- _Task statement_:
Show every line below where "stratégie" can be found.

Some records:
####
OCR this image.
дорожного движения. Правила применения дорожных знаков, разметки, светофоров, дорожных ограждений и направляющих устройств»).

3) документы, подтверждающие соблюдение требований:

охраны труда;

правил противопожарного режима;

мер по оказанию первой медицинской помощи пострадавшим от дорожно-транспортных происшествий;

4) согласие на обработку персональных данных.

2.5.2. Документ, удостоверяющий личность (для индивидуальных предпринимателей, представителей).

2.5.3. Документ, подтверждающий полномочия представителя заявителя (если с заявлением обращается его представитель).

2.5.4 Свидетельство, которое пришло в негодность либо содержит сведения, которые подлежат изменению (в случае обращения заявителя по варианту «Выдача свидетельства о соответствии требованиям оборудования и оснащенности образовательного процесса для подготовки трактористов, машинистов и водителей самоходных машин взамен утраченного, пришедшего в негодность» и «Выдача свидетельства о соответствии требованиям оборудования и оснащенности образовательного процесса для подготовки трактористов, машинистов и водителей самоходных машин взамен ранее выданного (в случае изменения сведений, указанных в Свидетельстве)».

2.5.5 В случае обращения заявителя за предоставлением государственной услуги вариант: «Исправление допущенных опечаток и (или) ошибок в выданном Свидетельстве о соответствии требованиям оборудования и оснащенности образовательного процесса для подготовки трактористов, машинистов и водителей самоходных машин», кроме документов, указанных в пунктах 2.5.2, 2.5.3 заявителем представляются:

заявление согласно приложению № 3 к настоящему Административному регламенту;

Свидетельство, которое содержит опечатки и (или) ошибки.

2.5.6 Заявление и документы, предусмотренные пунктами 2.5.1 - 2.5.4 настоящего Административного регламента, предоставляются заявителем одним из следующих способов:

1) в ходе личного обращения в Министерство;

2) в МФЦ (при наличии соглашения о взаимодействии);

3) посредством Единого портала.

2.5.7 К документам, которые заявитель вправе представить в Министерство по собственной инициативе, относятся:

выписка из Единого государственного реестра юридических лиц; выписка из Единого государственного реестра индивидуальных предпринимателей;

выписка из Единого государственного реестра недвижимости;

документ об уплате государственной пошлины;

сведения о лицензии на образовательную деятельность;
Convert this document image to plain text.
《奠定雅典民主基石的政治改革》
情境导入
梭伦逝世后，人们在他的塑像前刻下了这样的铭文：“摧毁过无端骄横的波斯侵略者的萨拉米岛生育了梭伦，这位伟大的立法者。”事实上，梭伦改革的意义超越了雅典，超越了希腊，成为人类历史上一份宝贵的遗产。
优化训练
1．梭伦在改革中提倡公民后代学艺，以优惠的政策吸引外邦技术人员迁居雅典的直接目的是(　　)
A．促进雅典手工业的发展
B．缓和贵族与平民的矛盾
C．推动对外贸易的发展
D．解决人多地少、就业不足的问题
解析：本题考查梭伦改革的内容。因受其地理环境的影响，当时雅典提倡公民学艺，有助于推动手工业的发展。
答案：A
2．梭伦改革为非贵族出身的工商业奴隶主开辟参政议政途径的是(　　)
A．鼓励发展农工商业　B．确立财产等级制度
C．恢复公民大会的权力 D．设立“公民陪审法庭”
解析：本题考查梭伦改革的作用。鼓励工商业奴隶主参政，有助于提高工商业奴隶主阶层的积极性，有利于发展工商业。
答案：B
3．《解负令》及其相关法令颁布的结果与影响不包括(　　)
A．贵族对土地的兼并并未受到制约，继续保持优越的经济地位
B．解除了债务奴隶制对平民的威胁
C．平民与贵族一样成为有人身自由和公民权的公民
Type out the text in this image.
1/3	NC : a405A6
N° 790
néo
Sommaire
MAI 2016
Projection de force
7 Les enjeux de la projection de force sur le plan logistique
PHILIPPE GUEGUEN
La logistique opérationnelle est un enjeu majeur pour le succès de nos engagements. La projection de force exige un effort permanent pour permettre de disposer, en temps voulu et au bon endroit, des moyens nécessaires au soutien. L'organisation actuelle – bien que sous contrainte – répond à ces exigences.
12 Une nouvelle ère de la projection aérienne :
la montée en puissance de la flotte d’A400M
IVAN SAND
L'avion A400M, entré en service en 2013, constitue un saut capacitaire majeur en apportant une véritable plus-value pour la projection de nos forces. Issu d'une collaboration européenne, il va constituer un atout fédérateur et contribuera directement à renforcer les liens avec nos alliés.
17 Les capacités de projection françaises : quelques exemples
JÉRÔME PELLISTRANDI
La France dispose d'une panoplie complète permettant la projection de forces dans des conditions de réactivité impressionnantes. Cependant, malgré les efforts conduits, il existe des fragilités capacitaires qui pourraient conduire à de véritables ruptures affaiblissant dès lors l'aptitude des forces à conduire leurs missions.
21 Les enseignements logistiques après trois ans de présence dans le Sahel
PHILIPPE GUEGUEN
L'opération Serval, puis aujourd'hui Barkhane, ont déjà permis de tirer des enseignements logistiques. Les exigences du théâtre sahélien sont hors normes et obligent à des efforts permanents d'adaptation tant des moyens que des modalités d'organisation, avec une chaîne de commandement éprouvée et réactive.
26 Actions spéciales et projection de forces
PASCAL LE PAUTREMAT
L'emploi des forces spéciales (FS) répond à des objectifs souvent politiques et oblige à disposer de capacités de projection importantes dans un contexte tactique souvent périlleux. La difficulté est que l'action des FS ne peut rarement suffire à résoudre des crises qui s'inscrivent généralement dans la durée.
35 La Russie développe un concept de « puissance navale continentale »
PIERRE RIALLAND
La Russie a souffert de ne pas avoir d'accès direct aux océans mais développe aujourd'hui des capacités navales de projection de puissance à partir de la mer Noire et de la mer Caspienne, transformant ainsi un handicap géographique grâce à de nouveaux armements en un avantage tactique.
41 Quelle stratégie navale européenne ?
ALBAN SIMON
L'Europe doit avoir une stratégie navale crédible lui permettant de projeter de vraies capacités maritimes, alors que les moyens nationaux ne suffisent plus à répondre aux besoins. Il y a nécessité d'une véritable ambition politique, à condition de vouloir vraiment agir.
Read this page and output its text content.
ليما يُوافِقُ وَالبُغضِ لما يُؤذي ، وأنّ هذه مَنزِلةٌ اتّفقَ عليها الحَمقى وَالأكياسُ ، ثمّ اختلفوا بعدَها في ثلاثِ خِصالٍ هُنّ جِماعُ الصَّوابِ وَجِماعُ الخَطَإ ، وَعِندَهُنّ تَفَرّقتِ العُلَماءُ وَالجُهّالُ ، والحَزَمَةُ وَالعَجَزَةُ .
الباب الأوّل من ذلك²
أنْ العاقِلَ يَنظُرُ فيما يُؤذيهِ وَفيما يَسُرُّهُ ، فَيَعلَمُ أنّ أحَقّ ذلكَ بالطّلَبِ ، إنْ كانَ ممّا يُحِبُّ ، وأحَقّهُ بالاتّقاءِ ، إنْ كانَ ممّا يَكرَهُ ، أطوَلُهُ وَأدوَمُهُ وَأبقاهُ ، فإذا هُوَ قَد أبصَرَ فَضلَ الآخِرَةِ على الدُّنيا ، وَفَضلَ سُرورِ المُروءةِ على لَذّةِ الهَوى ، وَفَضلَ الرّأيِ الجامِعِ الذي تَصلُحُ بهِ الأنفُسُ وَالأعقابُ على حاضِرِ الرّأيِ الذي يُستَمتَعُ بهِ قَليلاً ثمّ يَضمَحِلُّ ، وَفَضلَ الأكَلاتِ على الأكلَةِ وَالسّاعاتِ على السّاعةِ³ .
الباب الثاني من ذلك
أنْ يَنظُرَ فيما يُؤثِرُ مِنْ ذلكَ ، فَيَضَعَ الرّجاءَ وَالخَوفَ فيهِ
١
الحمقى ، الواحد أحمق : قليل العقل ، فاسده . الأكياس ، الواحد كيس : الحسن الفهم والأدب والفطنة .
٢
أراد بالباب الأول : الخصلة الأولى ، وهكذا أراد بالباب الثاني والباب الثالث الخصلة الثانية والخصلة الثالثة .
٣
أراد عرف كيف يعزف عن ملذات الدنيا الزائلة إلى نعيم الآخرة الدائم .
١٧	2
####
- _Response to this exercise_:
41 Quelle stratégie navale européenne ?
L'Europe doit avoir une stratégie navale crédible lui permettant de projeter de vraies capacités maritimes, alors que les moyens nationaux ne suffisent plus à répondre aux besoins. Il y a nécessité d'une véritable ambition politique, à condition de vouloir vraiment agir.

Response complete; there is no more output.